§ Consignas:
1/ ¿Podrías reproducir el tramo del texto sobre la ilusión que va desde “Cuando expresamos nuestras” hasta “para nuestra complacencia.”, sustituyendo “fantasía” por “imaginación”?
2/ ¿Podrías continuar el texto sobre la ilusión a partir de su última frase?

Lo que llamamos ilusión es
todo aquello que no está presente. Decimos “Tengo la ilusión de conseguir, o de
alcanzar, o de realizar esto…” –y enunciamos la oración gramatical
que contiene nuestra idea o nuestro proyecto respecto a lo que esperamos
lograr.
Cuando expresamos nuestras
ilusiones, nombramos las cosas materiales que pretendemos adquirir, o las
relaciones que nos proponemos establecer, o los planes que hemos imaginado. Nos
referimos al pasado caducado: “Tuve esta ilusión…” -nombramos el objetivo de
nuestra fantasía y relatamos si pudimos obtenerlo o si nos desilusionamos-; o
nos referimos al futuro diciendo en tiempo presente: “Tengo esta ilusión…” -y destacamos
lo que debería suceder para nuestra complacencia.
Habitualmente nos
comportamos como seres humanos plantados en nuestra subjetividad y esperanzados
en que otros le den sentido a nuestras existencias. Por eso volcamos nuestra
ansiedad hacia afuera y hacia los demás. Les asignamos funciones y acciones que
no correspondemos o no estamos dispuestos a corresponder equitativamente. Si
los demás se ajustan a nuestros requisitos, manifestamos que los queremos y que
nos quieren, lo que es más un reconocimiento a su entrega y a nuestro provecho
que la consolidación de una relación amorosa fluida y recíprocamente generosa.
Esas ofrendas que nos hacen
otros al someterse a nuestras solicitudes se convierten en nuestras dosis
diarias de adicción: ellos nos proveen y nosotros somos sus consumidores; sin
ellos, y sin lo que nos dan, nuestras existencias parecen conflictivas y
depresivas –vamos a la deriva buscando nuestros complementos y nuestras
quimeras exclusivas, siempre oteando el horizonte lejano y siempre disociados
porque todo aquello que ansiamos obtener deberá sernos dado sin nuestra aptitud
sincera y responsable de reciprocidad.
Como niños grandes que no
hemos madurado ni asumido nuestros dones de autonomía y responsabilidad, nos
planteamos la ilusión de felicidad como algo proveniente de afuera, del vasto
mundo: nos desempeñamos en esos roles de necesitados y aprovechados en una
relación desigual y vulnerable a los desastres emocionales.

§ Conjunto de datos:
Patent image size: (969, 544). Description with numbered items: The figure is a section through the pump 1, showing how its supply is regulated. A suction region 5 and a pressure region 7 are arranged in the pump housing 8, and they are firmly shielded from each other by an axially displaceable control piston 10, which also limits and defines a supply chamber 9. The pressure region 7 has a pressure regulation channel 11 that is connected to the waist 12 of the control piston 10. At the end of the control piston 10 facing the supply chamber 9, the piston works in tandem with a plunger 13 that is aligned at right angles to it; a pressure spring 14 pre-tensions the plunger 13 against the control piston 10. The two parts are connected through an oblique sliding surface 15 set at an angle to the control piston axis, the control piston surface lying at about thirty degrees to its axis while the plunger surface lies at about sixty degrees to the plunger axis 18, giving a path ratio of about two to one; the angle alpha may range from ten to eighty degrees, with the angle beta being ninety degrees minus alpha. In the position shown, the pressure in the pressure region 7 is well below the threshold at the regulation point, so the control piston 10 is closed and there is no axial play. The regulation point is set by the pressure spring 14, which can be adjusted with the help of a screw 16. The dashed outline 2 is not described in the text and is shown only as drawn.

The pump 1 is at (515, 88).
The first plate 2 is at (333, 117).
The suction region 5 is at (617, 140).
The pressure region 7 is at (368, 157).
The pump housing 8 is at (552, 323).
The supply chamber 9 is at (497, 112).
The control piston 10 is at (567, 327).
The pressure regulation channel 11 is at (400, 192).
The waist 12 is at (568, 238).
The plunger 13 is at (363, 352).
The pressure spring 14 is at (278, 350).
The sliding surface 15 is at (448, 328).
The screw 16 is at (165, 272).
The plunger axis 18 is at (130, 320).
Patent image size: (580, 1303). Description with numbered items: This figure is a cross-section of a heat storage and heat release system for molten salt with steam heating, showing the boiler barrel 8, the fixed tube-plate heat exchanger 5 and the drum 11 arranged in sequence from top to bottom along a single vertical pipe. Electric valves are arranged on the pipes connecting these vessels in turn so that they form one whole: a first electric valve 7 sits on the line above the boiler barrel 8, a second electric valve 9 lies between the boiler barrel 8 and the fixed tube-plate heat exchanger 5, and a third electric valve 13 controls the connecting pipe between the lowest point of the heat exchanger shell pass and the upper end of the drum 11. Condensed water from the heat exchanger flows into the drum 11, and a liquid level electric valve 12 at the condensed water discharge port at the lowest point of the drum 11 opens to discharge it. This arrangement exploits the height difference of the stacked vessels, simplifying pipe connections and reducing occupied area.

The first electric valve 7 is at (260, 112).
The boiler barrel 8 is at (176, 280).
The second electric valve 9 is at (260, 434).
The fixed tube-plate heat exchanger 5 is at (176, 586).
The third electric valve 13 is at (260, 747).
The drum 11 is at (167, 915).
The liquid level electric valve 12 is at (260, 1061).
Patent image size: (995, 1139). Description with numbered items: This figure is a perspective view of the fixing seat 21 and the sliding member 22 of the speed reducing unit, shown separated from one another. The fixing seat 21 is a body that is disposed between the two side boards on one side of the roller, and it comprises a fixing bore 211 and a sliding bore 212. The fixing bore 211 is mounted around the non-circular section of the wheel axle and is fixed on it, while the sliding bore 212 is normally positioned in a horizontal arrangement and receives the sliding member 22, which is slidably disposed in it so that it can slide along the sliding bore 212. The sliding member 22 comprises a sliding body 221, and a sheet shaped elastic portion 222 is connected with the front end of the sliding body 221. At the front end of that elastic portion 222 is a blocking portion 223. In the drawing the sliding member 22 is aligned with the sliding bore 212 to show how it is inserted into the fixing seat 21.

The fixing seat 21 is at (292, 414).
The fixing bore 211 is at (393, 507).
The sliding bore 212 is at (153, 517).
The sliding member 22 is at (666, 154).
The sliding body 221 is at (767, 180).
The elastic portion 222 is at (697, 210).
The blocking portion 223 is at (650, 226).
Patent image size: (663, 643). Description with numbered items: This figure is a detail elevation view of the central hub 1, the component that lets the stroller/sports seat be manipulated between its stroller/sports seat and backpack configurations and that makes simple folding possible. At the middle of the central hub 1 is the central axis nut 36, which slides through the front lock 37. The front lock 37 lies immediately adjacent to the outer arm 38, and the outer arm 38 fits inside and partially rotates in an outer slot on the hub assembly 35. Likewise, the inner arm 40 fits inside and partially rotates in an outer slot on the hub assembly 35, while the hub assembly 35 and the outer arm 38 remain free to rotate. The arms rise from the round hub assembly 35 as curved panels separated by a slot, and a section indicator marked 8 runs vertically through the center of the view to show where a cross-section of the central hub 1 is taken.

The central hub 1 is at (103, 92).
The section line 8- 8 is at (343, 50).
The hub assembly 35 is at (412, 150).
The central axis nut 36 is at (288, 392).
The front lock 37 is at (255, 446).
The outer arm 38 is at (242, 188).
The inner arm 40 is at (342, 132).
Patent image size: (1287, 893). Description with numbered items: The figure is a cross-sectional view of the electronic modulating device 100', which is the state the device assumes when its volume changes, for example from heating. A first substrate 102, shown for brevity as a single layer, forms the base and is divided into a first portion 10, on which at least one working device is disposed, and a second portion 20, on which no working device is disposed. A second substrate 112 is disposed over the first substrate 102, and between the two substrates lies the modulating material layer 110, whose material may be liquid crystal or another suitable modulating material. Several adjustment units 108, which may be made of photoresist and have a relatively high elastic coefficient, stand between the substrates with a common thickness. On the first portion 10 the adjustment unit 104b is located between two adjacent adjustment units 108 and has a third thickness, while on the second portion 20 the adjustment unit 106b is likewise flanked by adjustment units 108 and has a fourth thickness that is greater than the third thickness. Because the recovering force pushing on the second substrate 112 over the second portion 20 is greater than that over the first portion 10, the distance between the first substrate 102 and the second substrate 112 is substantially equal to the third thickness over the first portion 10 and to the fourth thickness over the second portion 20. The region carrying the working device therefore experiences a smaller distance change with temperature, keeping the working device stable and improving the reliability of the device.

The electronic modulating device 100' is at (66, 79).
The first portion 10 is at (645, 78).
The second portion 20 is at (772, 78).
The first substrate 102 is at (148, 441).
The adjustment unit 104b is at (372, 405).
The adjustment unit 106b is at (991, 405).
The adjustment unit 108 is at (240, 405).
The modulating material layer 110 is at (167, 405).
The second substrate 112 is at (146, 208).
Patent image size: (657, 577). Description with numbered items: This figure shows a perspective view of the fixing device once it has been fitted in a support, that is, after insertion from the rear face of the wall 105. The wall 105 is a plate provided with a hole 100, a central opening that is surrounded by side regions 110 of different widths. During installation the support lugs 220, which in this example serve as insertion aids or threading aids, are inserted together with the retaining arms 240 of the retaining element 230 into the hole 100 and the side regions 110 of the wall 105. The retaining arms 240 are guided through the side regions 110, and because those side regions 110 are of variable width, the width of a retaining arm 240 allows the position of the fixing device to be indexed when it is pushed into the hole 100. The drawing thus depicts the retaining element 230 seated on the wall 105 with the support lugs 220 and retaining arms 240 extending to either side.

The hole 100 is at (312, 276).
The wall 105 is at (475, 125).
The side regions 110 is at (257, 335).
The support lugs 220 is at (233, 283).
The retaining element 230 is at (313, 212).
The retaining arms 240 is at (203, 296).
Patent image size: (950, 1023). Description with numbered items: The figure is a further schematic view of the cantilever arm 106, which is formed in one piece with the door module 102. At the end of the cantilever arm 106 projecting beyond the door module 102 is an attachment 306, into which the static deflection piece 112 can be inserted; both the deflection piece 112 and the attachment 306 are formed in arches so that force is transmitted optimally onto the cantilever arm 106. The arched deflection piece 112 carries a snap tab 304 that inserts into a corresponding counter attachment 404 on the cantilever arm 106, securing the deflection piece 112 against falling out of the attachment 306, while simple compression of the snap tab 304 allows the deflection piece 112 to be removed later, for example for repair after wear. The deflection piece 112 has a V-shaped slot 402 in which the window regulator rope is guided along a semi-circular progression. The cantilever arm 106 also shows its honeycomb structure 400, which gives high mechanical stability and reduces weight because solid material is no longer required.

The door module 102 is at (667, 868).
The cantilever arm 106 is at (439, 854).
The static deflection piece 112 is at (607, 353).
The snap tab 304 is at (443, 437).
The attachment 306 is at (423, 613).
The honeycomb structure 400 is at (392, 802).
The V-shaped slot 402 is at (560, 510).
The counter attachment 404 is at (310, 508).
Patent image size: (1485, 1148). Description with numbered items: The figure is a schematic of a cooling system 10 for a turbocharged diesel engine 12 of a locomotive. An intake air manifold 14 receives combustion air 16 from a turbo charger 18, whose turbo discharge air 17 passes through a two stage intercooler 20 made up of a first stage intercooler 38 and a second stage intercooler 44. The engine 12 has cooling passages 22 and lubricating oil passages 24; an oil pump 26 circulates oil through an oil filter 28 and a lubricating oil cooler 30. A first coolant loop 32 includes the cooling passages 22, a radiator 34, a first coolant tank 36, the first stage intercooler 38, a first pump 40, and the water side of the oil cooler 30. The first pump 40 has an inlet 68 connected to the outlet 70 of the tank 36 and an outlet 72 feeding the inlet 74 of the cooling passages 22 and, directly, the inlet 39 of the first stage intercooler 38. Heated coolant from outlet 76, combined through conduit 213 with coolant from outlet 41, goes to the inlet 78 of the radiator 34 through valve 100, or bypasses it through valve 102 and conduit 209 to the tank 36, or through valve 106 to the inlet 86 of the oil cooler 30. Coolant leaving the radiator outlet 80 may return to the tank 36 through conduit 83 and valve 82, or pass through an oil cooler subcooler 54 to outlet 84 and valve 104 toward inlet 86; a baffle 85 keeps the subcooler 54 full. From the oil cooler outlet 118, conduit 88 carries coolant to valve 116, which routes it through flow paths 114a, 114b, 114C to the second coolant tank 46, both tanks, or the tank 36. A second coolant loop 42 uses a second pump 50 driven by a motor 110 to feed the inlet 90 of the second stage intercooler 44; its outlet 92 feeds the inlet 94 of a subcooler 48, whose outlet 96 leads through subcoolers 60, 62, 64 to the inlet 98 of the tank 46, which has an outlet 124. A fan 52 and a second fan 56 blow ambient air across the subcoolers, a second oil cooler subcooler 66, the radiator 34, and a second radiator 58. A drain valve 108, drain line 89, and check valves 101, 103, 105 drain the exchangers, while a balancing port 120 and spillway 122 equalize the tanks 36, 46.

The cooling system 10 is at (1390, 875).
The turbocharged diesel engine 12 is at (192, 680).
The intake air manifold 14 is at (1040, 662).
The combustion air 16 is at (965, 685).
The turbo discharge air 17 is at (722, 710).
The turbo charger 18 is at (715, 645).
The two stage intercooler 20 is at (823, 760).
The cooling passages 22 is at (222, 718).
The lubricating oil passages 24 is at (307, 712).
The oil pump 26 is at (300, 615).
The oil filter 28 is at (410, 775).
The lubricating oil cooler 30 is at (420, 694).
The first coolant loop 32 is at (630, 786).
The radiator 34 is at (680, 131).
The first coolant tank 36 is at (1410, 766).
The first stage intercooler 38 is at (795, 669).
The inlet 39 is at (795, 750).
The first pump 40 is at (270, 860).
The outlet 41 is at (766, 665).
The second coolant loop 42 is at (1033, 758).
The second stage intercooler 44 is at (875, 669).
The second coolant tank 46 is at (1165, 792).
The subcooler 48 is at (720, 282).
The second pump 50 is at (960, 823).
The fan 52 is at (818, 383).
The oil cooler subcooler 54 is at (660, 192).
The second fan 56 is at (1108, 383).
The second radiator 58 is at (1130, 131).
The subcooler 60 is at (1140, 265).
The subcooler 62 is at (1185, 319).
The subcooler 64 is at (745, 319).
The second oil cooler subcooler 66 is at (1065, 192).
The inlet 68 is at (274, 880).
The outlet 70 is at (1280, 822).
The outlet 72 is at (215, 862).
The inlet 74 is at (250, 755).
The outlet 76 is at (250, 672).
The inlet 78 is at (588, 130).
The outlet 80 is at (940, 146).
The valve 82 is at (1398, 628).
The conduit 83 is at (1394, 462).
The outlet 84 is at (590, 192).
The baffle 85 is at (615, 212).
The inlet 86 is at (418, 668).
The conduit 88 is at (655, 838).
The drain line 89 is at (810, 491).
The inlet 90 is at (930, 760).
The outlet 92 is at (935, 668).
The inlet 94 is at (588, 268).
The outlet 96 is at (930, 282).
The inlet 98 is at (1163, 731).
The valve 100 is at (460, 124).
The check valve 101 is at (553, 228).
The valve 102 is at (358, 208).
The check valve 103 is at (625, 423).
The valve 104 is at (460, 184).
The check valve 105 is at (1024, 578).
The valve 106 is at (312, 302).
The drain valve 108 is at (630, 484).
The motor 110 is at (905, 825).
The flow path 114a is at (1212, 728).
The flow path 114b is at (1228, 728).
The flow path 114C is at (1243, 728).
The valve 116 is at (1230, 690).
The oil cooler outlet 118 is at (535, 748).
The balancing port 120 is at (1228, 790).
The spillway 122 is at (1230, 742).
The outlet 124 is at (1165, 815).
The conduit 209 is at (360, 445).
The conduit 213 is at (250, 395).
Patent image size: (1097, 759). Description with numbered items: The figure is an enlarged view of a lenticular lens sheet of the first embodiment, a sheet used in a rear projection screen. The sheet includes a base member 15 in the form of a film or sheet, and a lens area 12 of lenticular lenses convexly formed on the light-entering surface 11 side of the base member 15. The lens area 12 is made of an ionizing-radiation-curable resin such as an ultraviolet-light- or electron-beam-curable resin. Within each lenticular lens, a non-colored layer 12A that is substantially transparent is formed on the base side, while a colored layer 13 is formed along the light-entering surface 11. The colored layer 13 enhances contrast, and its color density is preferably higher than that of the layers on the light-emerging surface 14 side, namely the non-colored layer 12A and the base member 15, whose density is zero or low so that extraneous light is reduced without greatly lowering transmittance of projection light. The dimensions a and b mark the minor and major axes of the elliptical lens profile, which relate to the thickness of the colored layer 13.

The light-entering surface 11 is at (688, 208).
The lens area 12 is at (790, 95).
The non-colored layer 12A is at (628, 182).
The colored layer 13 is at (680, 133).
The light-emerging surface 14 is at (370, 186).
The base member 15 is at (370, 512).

§ Respuestas del ejercicio:
1/
Cuando expresamos nuestras
ilusiones, nombramos las cosas materiales que pretendemos adquirir, o las
relaciones que nos proponemos establecer, o los planes que hemos imaginado. Nos
referimos al pasado caducado: “Tuve esta ilusión…” -nombramos el objetivo de
nuestra imaginación y relatamos si pudimos obtenerlo o si nos desilusionamos-; o
nos referimos al futuro diciendo en tiempo presente: “Tengo esta ilusión…” -y destacamos
lo que debería suceder para nuestra complacencia.

2/
Entonces, en esa obsesiva
búsqueda de nuestra felicidad exclusiva, fijamos en quienes hemos elegido como
nuestros proveedores la tarea de darnos atenciones, cuidados, cosas materiales,
sumisión y obediencia a nuestros designios. Bajo esa programación nos convertimos
en acompañantes dispuestos al conflicto, a la frustración o a la depresión
cuando no obtenemos los trofeos que otros debían prodigarnos según nuestros
planes. Cuando avanzamos en la jornada, en algún momento vamos a
reaccionar como víctimas si los otros no halagan nuestros
requerimientos de adultos niños, improductivos, ansiosos y abruptamente
explosivos en nuestras emociones negativas cuando nuestros tutores nos
defraudan.
Eso que llamamos amor en
ese papel de criaturas de existencias deslucidas esperando sus luminosos
redentores es una suplantación.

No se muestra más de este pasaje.